-- DATASET RECORDS start --

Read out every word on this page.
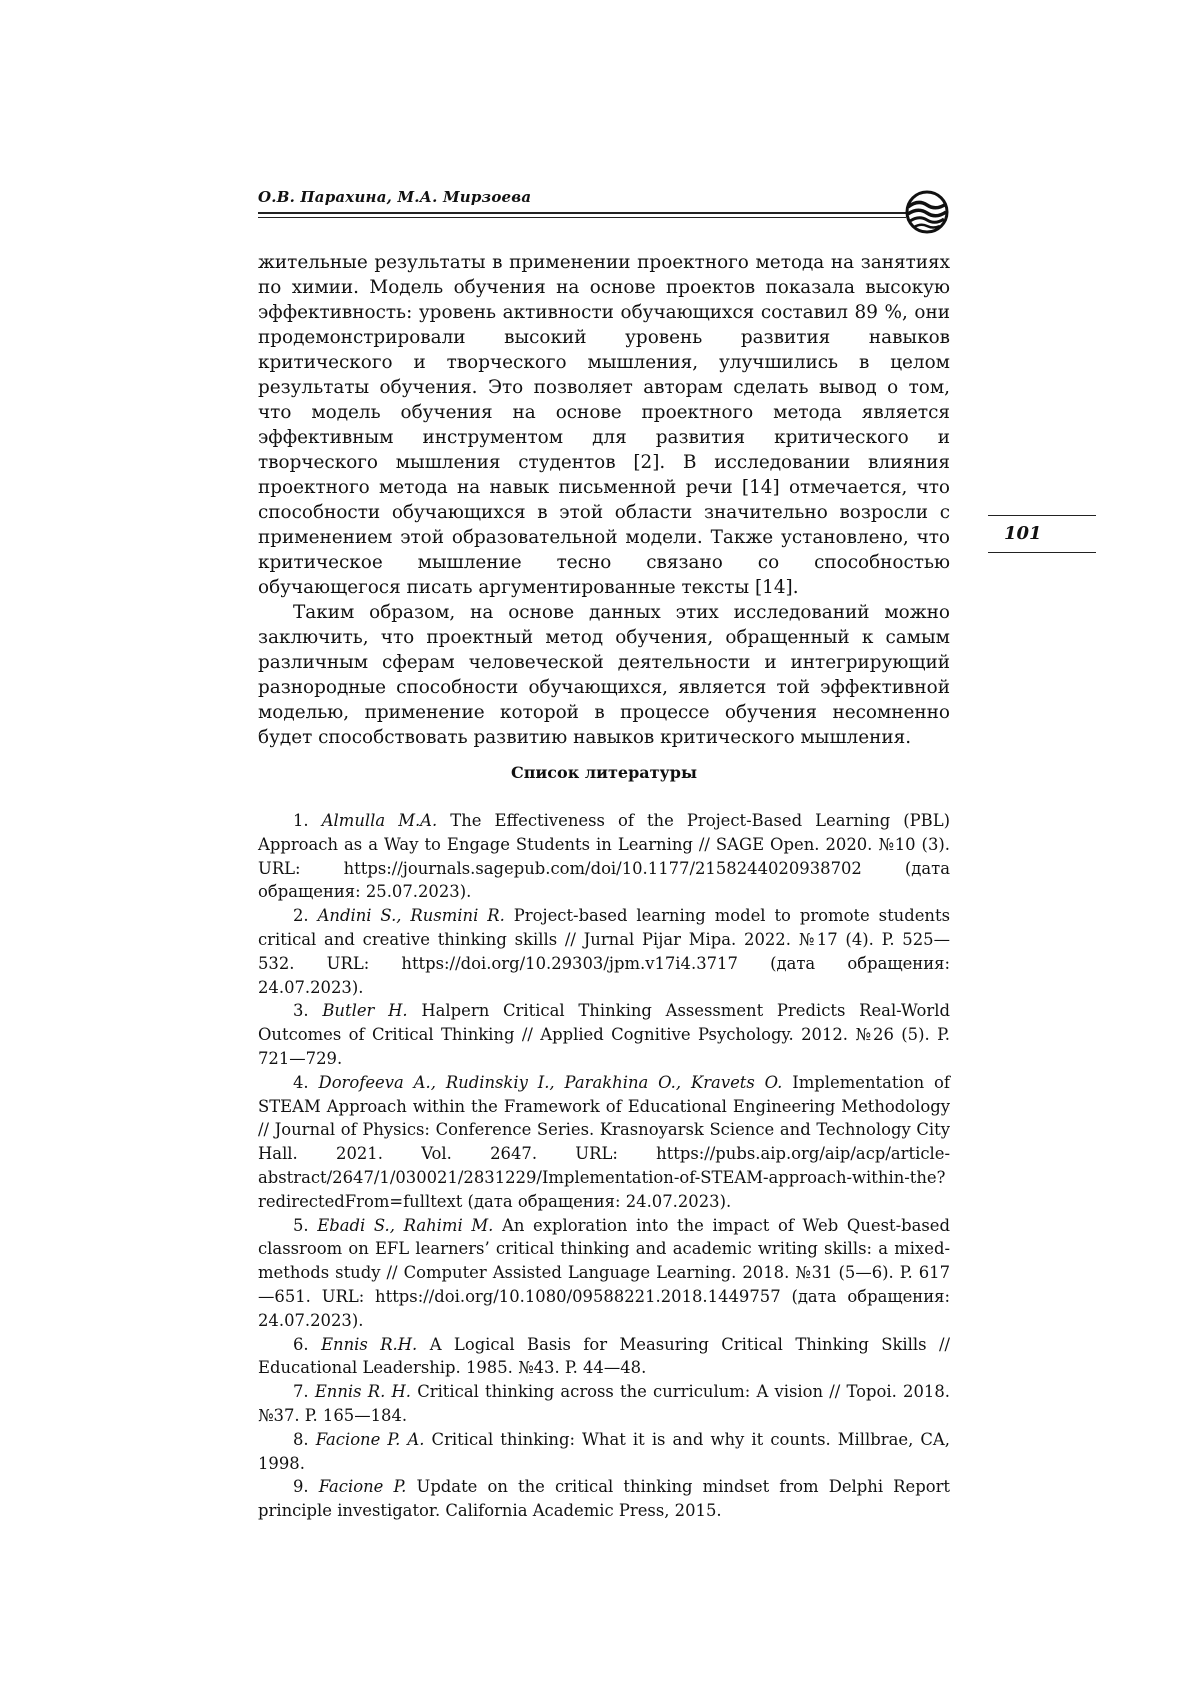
О.В. Парахина, М.А. Мирзоева

жительные результаты в применении проектного метода на занятиях по химии. Модель обучения на основе проектов показала высокую эффективность: уровень активности обучающихся составил 89 %, они продемонстрировали высокий уровень развития навыков критического и творческого мышления, улучшились в целом результаты обучения. Это позволяет авторам сделать вывод о том, что модель обучения на основе проектного метода является эффективным инструментом для развития критического и творческого мышления студентов [2]. В исследовании влияния проектного метода на навык письменной речи [14] отмечается, что способности обучающихся в этой области значительно возросли с применением этой образовательной модели. Также установлено, что критическое мышление тесно связано со способностью обучающегося писать аргументированные тексты [14].

Таким образом, на основе данных этих исследований можно заключить, что проектный метод обучения, обращенный к самым различным сферам человеческой деятельности и интегрирующий разнородные способности обучающихся, является той эффективной моделью, применение которой в процессе обучения несомненно будет способствовать развитию навыков критического мышления.

101
Список литературы

1. Almulla M.A. The Effectiveness of the Project-Based Learning (PBL) Approach as a Way to Engage Students in Learning // SAGE Open. 2020. №10 (3). URL: https://journals.sagepub.com/doi/10.1177/2158244020938702 (дата обращения: 25.07.2023).

2. Andini S., Rusmini R. Project-based learning model to promote students critical and creative thinking skills // Jurnal Pijar Mipa. 2022. №17 (4). P. 525—532. URL: https://doi.org/10.29303/jpm.v17i4.3717 (дата обращения: 24.07.2023).

3. Butler H. Halpern Critical Thinking Assessment Predicts Real-World Outcomes of Critical Thinking // Applied Cognitive Psychology. 2012. №26 (5). P. 721—729.

4. Dorofeeva A., Rudinskiy I., Parakhina O., Kravets O. Implementation of STEAM Approach within the Framework of Educational Engineering Methodology // Journal of Physics: Conference Series. Krasnoyarsk Science and Technology City Hall. 2021. Vol. 2647. URL: https://pubs.aip.org/aip/acp/article-abstract/2647/1/030021/2831229/Implementation-of-STEAM-approach-within-the?redirectedFrom=fulltext (дата обращения: 24.07.2023).

5. Ebadi S., Rahimi M. An exploration into the impact of Web Quest-based classroom on EFL learners’ critical thinking and academic writing skills: a mixed-methods study // Computer Assisted Language Learning. 2018. №31 (5—6). P. 617—651. URL: https://doi.org/10.1080/09588221.2018.1449757 (дата обращения: 24.07.2023).

6. Ennis R.H. A Logical Basis for Measuring Critical Thinking Skills // Educational Leadership. 1985. №43. P. 44—48.

7. Ennis R. H. Critical thinking across the curriculum: A vision // Topoi. 2018. №37. P. 165—184.

8. Facione P. A. Critical thinking: What it is and why it counts. Millbrae, CA, 1998.

9. Facione P. Update on the critical thinking mindset from Delphi Report principle investigator. California Academic Press, 2015.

-- DATASET RECORDS end --

JOB: List all lines holding the string "Educational".

COMPLETE ANSWER:
4. Dorofeeva A., Rudinskiy I., Parakhina O., Kravets O. Implementation of STEAM Approach within the Framework of Educational Engineering Methodology // Journal of Physics: Conference Series. Krasnoyarsk Science and Technology City Hall. 2021. Vol. 2647. URL: https://pubs.aip.org/aip/acp/article-abstract/2647/1/030021/2831229/Implementation-of-STEAM-approach-within-the?redirectedFrom=fulltext (дата обращения: 24.07.2023).
6. Ennis R.H. A Logical Basis for Measuring Critical Thinking Skills // Educational Leadership. 1985. №43. P. 44—48.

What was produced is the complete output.